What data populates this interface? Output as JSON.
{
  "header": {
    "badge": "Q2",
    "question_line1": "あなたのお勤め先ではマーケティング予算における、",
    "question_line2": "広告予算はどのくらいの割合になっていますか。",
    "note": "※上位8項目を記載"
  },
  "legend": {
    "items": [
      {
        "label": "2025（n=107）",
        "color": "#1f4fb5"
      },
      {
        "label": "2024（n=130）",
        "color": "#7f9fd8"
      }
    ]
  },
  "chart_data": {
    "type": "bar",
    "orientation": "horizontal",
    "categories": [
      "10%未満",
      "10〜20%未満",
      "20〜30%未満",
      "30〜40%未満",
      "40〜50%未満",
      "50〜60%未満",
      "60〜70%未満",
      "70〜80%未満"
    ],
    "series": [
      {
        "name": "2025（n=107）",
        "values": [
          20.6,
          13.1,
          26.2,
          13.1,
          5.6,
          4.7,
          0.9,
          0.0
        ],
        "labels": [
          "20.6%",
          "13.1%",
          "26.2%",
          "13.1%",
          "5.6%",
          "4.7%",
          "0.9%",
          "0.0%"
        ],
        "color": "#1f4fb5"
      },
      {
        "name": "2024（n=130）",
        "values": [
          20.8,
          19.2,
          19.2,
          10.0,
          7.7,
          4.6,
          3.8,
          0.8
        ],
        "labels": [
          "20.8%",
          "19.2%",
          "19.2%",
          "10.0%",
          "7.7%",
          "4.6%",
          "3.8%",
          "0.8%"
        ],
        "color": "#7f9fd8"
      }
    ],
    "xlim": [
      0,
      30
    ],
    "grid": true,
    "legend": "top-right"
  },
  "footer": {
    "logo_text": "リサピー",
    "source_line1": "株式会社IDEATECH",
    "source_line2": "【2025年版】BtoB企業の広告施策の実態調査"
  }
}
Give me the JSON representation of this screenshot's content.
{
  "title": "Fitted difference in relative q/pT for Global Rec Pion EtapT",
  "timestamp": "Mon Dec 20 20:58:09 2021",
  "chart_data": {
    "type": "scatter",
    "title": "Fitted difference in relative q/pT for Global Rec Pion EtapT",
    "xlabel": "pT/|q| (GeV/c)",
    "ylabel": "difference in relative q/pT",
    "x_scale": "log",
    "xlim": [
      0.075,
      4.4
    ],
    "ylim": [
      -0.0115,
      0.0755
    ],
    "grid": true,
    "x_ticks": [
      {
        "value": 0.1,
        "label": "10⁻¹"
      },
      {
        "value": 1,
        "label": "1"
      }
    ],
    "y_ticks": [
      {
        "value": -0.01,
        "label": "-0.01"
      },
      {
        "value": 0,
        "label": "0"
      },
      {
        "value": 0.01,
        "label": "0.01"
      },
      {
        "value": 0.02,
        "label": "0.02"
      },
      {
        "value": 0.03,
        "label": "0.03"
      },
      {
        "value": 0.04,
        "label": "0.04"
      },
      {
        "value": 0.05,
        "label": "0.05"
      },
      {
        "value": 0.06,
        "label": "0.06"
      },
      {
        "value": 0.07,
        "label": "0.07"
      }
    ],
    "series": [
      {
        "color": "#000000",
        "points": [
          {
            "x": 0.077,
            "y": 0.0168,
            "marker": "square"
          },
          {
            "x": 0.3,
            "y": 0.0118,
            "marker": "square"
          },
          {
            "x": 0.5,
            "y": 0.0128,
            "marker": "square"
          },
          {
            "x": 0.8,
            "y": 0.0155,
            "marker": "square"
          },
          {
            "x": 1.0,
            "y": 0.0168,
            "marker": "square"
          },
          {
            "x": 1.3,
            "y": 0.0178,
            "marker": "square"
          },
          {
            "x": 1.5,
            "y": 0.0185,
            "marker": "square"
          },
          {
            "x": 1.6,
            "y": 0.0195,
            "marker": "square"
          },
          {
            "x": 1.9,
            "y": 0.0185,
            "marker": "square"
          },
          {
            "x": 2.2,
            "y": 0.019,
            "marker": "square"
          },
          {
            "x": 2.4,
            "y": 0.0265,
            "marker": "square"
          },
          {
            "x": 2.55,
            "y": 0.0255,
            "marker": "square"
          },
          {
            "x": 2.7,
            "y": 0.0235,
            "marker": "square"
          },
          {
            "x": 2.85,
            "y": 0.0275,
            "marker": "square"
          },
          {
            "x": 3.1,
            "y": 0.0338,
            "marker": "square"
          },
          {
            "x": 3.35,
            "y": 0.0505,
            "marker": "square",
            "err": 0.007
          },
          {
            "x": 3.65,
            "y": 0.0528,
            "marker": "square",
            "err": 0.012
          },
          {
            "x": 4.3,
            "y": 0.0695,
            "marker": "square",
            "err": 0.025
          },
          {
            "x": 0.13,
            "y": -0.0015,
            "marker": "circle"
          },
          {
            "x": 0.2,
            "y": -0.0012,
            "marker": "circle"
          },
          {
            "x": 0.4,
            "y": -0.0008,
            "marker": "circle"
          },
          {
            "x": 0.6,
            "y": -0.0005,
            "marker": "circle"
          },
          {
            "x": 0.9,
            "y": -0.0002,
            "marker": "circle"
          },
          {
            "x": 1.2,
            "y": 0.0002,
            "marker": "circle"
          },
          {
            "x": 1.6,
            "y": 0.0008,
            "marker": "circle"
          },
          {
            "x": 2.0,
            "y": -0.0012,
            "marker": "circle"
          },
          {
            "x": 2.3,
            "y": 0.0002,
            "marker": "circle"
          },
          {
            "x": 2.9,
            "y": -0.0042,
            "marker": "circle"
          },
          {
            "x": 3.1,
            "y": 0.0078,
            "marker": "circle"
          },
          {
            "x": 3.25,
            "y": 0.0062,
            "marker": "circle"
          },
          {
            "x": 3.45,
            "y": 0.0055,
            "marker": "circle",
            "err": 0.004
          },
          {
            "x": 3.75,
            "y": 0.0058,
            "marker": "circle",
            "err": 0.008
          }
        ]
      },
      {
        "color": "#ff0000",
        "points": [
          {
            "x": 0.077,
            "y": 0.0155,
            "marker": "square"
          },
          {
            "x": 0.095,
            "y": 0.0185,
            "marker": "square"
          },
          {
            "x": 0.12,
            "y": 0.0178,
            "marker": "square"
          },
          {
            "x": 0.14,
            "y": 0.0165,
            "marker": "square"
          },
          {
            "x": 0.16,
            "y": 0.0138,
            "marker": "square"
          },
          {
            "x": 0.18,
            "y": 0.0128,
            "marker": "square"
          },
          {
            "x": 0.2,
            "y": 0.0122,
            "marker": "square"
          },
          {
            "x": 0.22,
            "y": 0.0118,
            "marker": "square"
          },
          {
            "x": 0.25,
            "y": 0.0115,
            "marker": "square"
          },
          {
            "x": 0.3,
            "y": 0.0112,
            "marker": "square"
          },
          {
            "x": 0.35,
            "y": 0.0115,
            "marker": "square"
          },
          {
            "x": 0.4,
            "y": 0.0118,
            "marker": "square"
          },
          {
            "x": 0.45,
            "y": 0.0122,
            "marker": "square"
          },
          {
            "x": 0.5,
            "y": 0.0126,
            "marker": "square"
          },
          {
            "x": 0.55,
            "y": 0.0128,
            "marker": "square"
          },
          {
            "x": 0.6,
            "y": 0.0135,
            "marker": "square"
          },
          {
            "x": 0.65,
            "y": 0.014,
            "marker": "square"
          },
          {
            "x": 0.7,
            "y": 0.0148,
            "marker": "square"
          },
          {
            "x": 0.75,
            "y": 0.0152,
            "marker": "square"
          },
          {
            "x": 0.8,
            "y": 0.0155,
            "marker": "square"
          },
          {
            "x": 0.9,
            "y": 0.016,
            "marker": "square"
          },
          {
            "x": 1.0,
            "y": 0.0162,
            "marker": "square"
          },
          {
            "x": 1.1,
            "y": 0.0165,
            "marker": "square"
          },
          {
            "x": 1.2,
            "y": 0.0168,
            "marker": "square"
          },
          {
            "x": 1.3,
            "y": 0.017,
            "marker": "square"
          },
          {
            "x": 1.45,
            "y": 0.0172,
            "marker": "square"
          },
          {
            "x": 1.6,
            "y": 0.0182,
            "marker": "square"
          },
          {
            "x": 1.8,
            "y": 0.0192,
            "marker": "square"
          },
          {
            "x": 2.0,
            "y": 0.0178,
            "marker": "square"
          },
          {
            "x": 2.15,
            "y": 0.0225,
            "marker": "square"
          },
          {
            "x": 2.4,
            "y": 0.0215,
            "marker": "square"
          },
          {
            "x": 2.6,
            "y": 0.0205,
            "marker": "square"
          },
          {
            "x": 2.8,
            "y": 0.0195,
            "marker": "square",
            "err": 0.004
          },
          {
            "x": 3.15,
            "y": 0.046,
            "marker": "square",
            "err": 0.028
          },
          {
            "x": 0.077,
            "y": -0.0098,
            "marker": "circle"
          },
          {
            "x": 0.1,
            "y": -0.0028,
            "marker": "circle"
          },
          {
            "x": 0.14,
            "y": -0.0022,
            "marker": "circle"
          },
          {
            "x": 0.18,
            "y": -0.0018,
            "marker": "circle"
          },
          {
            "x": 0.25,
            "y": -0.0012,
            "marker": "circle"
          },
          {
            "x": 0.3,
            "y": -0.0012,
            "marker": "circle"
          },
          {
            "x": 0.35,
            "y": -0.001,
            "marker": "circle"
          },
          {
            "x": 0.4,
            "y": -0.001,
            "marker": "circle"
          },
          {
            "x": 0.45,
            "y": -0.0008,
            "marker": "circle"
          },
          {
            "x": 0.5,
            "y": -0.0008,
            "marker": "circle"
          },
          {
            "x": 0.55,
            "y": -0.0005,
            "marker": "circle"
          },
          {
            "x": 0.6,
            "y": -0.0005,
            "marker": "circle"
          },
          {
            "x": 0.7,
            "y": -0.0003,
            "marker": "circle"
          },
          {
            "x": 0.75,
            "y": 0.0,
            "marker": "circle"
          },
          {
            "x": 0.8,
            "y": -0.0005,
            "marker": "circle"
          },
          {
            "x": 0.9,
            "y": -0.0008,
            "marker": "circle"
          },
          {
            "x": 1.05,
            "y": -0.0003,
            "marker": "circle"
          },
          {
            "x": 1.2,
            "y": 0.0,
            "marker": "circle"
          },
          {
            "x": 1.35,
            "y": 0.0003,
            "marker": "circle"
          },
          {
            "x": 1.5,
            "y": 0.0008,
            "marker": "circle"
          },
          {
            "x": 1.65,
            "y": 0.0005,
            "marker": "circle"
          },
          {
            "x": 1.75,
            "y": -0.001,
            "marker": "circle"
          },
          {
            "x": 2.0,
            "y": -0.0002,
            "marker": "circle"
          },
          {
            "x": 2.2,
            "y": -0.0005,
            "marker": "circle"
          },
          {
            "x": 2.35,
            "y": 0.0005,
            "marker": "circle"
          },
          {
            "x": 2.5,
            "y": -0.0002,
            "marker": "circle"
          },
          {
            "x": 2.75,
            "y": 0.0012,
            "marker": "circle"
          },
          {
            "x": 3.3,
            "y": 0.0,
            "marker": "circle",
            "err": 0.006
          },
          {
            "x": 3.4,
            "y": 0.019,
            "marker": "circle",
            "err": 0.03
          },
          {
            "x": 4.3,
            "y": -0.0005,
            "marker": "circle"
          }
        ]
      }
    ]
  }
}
=======
--- INSTRUCTION ---
Count the lines of these entries that hold the string "Pion", and give only that number.

--- ANSWER TO THIS EXERCISE ---
2